**SELECTED EXTRACT**
__________________________________________________

Sputnick wrote:'Anything divided by infinity is 0' is a phrase I came across in 'Origins' by Neil de Grasse Tyson and Donald Goldsmith, published 2004. In the same book it says the currently accepted model of the universe says it will expand infinitely .. resulting in a cold, dark, dead void.
the first supposition I make is that time cannot be infinite, because time divided by infinity would be zero time .. but there is time .. and because time is not infinite, it will end.
the second supposition I make, since time is not infinite, with the universe expanding in time as well as space, is that the universe can not expand infinitely because time will end.
Any comments?
We run into trouble constructing mathematics when we treat infinity like a number, so doing so is strictly avoided by mathematicians doing logic and proof. "Divided by" is arithmetic. Arithmetic only applies to numbers. "Infinity" is not a number. As a mathematician or a layman trying to think and talk as one, I must go no further.
Likewise, while a measure of time or a segment of time might be a number, "time" itself is not a number. So any use of "divided by" in this case is not in the usual mathematical sense.
So I'm not going to grant you any mathematical backup for the "cannot" in your phrase "time cannot be infinite". And I'm not going to grant your logic that uses the mathematical backup to conclude that "time cannot be infinite". But don't worry, I'll address the simpler question of
whether time is infinite without the troublesome "cannot".
Is Time Infinite?
Sputnick presents the supposition that time is not infinite.

__________________________________________________

**Items taken from a data source**
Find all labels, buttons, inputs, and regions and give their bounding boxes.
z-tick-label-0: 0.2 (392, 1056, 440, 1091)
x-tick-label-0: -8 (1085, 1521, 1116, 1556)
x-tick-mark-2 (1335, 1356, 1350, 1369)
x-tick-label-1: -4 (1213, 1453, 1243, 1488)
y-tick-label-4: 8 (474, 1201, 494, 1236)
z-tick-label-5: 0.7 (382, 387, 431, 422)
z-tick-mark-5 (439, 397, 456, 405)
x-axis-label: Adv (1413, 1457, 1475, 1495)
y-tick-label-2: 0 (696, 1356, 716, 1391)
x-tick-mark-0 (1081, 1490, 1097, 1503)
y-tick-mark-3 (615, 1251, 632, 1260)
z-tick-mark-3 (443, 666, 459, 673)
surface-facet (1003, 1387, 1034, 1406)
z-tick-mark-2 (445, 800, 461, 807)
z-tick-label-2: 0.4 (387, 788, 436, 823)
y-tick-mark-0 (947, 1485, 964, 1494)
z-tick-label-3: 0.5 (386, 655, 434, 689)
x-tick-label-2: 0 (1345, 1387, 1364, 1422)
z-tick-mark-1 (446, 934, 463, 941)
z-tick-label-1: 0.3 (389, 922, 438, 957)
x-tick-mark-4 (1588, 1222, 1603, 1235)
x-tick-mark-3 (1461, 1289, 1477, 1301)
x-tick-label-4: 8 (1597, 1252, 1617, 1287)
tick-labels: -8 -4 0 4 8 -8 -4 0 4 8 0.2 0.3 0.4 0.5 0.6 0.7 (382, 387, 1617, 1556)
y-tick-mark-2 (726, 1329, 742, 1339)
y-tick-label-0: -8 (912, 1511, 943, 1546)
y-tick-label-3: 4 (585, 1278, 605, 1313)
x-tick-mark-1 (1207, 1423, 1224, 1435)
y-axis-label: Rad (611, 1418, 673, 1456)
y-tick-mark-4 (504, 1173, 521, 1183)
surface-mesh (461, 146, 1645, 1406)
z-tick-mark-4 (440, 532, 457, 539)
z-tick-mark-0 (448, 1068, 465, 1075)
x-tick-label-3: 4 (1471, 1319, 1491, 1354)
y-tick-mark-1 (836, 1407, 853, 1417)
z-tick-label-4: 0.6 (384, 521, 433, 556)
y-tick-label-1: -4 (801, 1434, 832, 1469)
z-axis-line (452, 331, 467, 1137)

__________________________________________________

**TASKS TO CARRY OUT**
**a.** From the post on whether time is infinite, copy word for word the part that opens with the words containing "Sputnick wrote:'Anything divided" and closes with "time will end.".
**b.** Name every person the post on whether time is infinite mentions by name.
You won't need the records for any of this.

**EXERCISE RESULTS**
**a.**
Sputnick wrote:'Anything divided by infinity is 0' is a phrase I came across in 'Origins' by Neil de Grasse Tyson and Donald Goldsmith, published 2004. In the same book it says the currently accepted model of the universe says it will expand infinitely .. resulting in a cold, dark, dead void.
the first supposition I make is that time cannot be infinite, because time divided by infinity would be zero time .. but there is time .. and because time is not infinite, it will end.
the second supposition I make, since time is not infinite, with the universe expanding in time as well as space, is that the universe can not expand infinitely because time will end.

**b.** Sputnick, Neil de Grasse Tyson, Donald Goldsmith